** Provided records **
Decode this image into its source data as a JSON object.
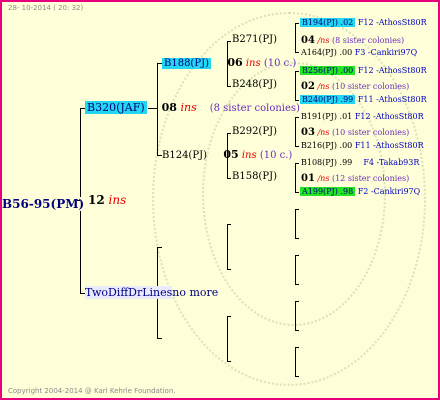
{
  "header": {
    "date": "28- 10-2014 ( 20: 32)"
  },
  "footer": {
    "copyright": "Copyright 2004-2014 @ Karl Kehrle Foundation."
  },
  "root": {
    "label": "B56-95(PM)",
    "count": "12",
    "ins": "ins"
  },
  "gen1": [
    {
      "label": "B320(JAF)",
      "count": "08",
      "ins": "ins",
      "sisters": "(8 sister colonies)"
    },
    {
      "label": "TwoDiffDrLines",
      "note": "no more"
    }
  ],
  "gen2": [
    {
      "label": "B188(PJ)",
      "count": "06",
      "ins": "ins",
      "sisters": "(10 c.)"
    },
    {
      "label": "B124(PJ)",
      "count": "05",
      "ins": "ins",
      "sisters": "(10 c.)"
    }
  ],
  "gen3": [
    {
      "label": "B271(PJ)",
      "count": "04",
      "ins": "/ns",
      "sisters": "(8 sister colonies)"
    },
    {
      "label": "B248(PJ)",
      "count": "02",
      "ins": "/ns",
      "sisters": "(10 sister colonies)"
    },
    {
      "label": "B292(PJ)",
      "count": "03",
      "ins": "/ns",
      "sisters": "(10 sister colonies)"
    },
    {
      "label": "B158(PJ)",
      "count": "01",
      "ins": "/ns",
      "sisters": "(12 sister colonies)"
    }
  ],
  "gen4": [
    {
      "label": "B194(PJ)",
      "value": ".02",
      "line": "F12 -AthosSt80R"
    },
    {
      "label": "A164(PJ)",
      "value": ".00",
      "line": "F3 -Cankiri97Q"
    },
    {
      "label": "B256(PJ)",
      "value": ".00",
      "line": "F12 -AthosSt80R"
    },
    {
      "label": "B240(PJ)",
      "value": ".99",
      "line": "F11 -AthosSt80R"
    },
    {
      "label": "B191(PJ)",
      "value": ".01",
      "line": "F12 -AthosSt80R"
    },
    {
      "label": "B216(PJ)",
      "value": ".00",
      "line": "F11 -AthosSt80R"
    },
    {
      "label": "B108(PJ)",
      "value": ".99",
      "line": "F4 -Takab93R"
    },
    {
      "label": "A199(PJ)",
      "value": ".98",
      "line": "F2 -Cankiri97Q"
    }
  ],
  "colors": {
    "border": "#e6007e",
    "background": "#fefed8",
    "highlight_cyan": "#22d7f0",
    "highlight_green": "#22e622",
    "ins": "#e60000"
  }
}
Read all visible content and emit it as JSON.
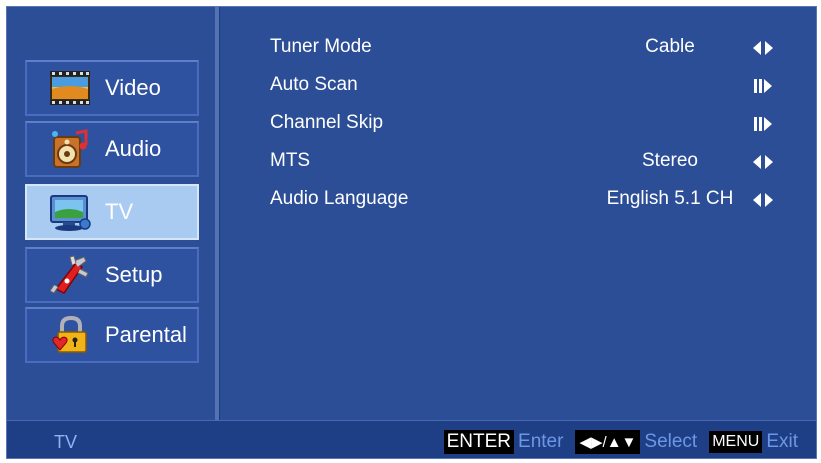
{
  "sidebar": {
    "items": [
      {
        "label": "Video",
        "icon": "video-icon",
        "active": false
      },
      {
        "label": "Audio",
        "icon": "audio-icon",
        "active": false
      },
      {
        "label": "TV",
        "icon": "tv-icon",
        "active": true
      },
      {
        "label": "Setup",
        "icon": "setup-icon",
        "active": false
      },
      {
        "label": "Parental",
        "icon": "parental-lock-icon",
        "active": false
      }
    ]
  },
  "settings": [
    {
      "name": "Tuner Mode",
      "value": "Cable",
      "control": "left-right-arrow-icon"
    },
    {
      "name": "Auto Scan",
      "value": "",
      "control": "enter-arrow-icon"
    },
    {
      "name": "Channel Skip",
      "value": "",
      "control": "enter-arrow-icon"
    },
    {
      "name": "MTS",
      "value": "Stereo",
      "control": "left-right-arrow-icon"
    },
    {
      "name": "Audio Language",
      "value": "English 5.1 CH",
      "control": "left-right-arrow-icon"
    }
  ],
  "footer": {
    "title": "TV",
    "enter_key": "ENTER",
    "enter_label": "Enter",
    "select_key": "◀▶/▲▼",
    "select_label": "Select",
    "menu_key": "MENU",
    "menu_label": "Exit"
  },
  "colors": {
    "background": "#2c4e96",
    "active_item": "#a9cbf2",
    "footer_hint": "#6d97e4"
  }
}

** Goal **
Make an exact reproduction of the listing above, without any pictures.

** Worked answer **
Decode this image into its source data as a JSON object.
{
  "header": {
    "date": "28- 10-2014 ( 20: 32)"
  },
  "footer": {
    "copyright": "Copyright 2004-2014 @ Karl Kehrle Foundation."
  },
  "root": {
    "label": "B56-95(PM)",
    "count": "12",
    "ins": "ins"
  },
  "gen1": [
    {
      "label": "B320(JAF)",
      "count": "08",
      "ins": "ins",
      "sisters": "(8 sister colonies)"
    },
    {
      "label": "TwoDiffDrLines",
      "note": "no more"
    }
  ],
  "gen2": [
    {
      "label": "B188(PJ)",
      "count": "06",
      "ins": "ins",
      "sisters": "(10 c.)"
    },
    {
      "label": "B124(PJ)",
      "count": "05",
      "ins": "ins",
      "sisters": "(10 c.)"
    }
  ],
  "gen3": [
    {
      "label": "B271(PJ)",
      "count": "04",
      "ins": "/ns",
      "sisters": "(8 sister colonies)"
    },
    {
      "label": "B248(PJ)",
      "count": "02",
      "ins": "/ns",
      "sisters": "(10 sister colonies)"
    },
    {
      "label": "B292(PJ)",
      "count": "03",
      "ins": "/ns",
      "sisters": "(10 sister colonies)"
    },
    {
      "label": "B158(PJ)",
      "count": "01",
      "ins": "/ns",
      "sisters": "(12 sister colonies)"
    }
  ],
  "gen4": [
    {
      "label": "B194(PJ)",
      "value": ".02",
      "line": "F12 -AthosSt80R"
    },
    {
      "label": "A164(PJ)",
      "value": ".00",
      "line": "F3 -Cankiri97Q"
    },
    {
      "label": "B256(PJ)",
      "value": ".00",
      "line": "F12 -AthosSt80R"
    },
    {
      "label": "B240(PJ)",
      "value": ".99",
      "line": "F11 -AthosSt80R"
    },
    {
      "label": "B191(PJ)",
      "value": ".01",
      "line": "F12 -AthosSt80R"
    },
    {
      "label": "B216(PJ)",
      "value": ".00",
      "line": "F11 -AthosSt80R"
    },
    {
      "label": "B108(PJ)",
      "value": ".99",
      "line": "F4 -Takab93R"
    },
    {
      "label": "A199(PJ)",
      "value": ".98",
      "line": "F2 -Cankiri97Q"
    }
  ],
  "colors": {
    "border": "#e6007e",
    "background": "#fefed8",
    "highlight_cyan": "#22d7f0",
    "highlight_green": "#22e622",
    "ins": "#e60000"
  }
}
Read all visible content and emit it as JSON.
{
  "sidebar": {
    "items": [
      {
        "label": "Video",
        "icon": "video-icon",
        "active": false
      },
      {
        "label": "Audio",
        "icon": "audio-icon",
        "active": false
      },
      {
        "label": "TV",
        "icon": "tv-icon",
        "active": true
      },
      {
        "label": "Setup",
        "icon": "setup-icon",
        "active": false
      },
      {
        "label": "Parental",
        "icon": "parental-lock-icon",
        "active": false
      }
    ]
  },
  "settings": [
    {
      "name": "Tuner Mode",
      "value": "Cable",
      "control": "left-right-arrow-icon"
    },
    {
      "name": "Auto Scan",
      "value": "",
      "control": "enter-arrow-icon"
    },
    {
      "name": "Channel Skip",
      "value": "",
      "control": "enter-arrow-icon"
    },
    {
      "name": "MTS",
      "value": "Stereo",
      "control": "left-right-arrow-icon"
    },
    {
      "name": "Audio Language",
      "value": "English 5.1 CH",
      "control": "left-right-arrow-icon"
    }
  ],
  "footer": {
    "title": "TV",
    "enter_key": "ENTER",
    "enter_label": "Enter",
    "select_key": "◀▶/▲▼",
    "select_label": "Select",
    "menu_key": "MENU",
    "menu_label": "Exit"
  },
  "colors": {
    "background": "#2c4e96",
    "active_item": "#a9cbf2",
    "footer_hint": "#6d97e4"
  }
}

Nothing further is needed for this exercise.